=== Given request ===
Pick out and copy each line in the records that contains the string "series". Case counts.

[Records of where elements appear]
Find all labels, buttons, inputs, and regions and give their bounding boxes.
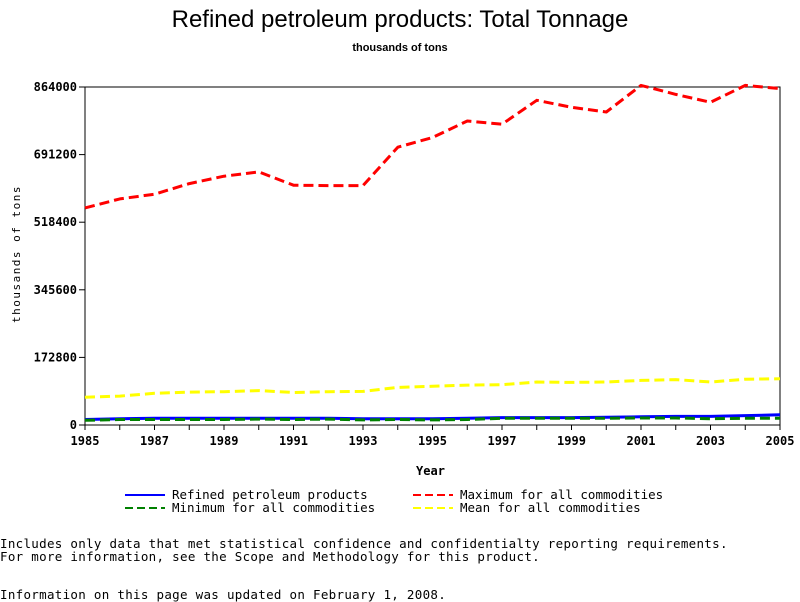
footnote-methodology: For more information, see the Scope and … bbox=[0, 549, 540, 564]
legend-label: Refined petroleum products bbox=[172, 487, 368, 502]
x-axis-label: Year bbox=[416, 464, 445, 478]
x-tick-label: 1999 bbox=[557, 434, 586, 448]
x-tick-label: 2001 bbox=[627, 434, 656, 448]
plot-frame bbox=[84, 86, 781, 426]
legend-label: Mean for all commodities bbox=[460, 500, 641, 515]
x-tick-label: 1993 bbox=[349, 434, 378, 448]
series-line-mean-for-all-commodities bbox=[84, 377, 781, 399]
x-tick-label: 2003 bbox=[696, 434, 725, 448]
footnote-confidence: Includes only data that met statistical … bbox=[0, 536, 728, 551]
x-tick-label: 1997 bbox=[488, 434, 517, 448]
x-tick-label: 1985 bbox=[71, 434, 100, 448]
x-tick-label: 1995 bbox=[418, 434, 447, 448]
x-tick-label: 1989 bbox=[210, 434, 239, 448]
chart-subtitle: thousands of tons bbox=[352, 42, 448, 54]
y-tick-label: 0 bbox=[70, 418, 77, 432]
y-tick-label: 518400 bbox=[34, 215, 77, 229]
line-chart: 0 172800 345600 518400 691200 864000 1985 1987 1… bbox=[10, 80, 795, 515]
legend-label: Minimum for all commodities bbox=[172, 500, 375, 515]
x-tick-label: 2005 bbox=[766, 434, 795, 448]
x-tick-label: 1987 bbox=[140, 434, 169, 448]
y-tick-label: 691200 bbox=[34, 148, 77, 162]
x-tick-label: 1991 bbox=[279, 434, 308, 448]
series-line-maximum-for-all-commodities bbox=[84, 83, 781, 210]
y-tick-label: 172800 bbox=[34, 350, 77, 364]
series-line-minimum-for-all-commodities bbox=[84, 416, 780, 422]
y-tick-label: 864000 bbox=[34, 80, 77, 94]
y-axis-label: thousands of tons bbox=[10, 185, 23, 323]
legend-label: Maximum for all commodities bbox=[460, 487, 663, 502]
footnote-updated: Information on this page was updated on … bbox=[0, 587, 447, 602]
chart-title: Refined petroleum products: Total Tonnag… bbox=[171, 6, 629, 33]
y-tick-label: 345600 bbox=[34, 283, 77, 297]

=== Response to this exercise ===
series-line-mean-for-all-commodities bbox=[84, 377, 781, 399]
series-line-maximum-for-all-commodities bbox=[84, 83, 781, 210]
series-line-minimum-for-all-commodities bbox=[84, 416, 780, 422]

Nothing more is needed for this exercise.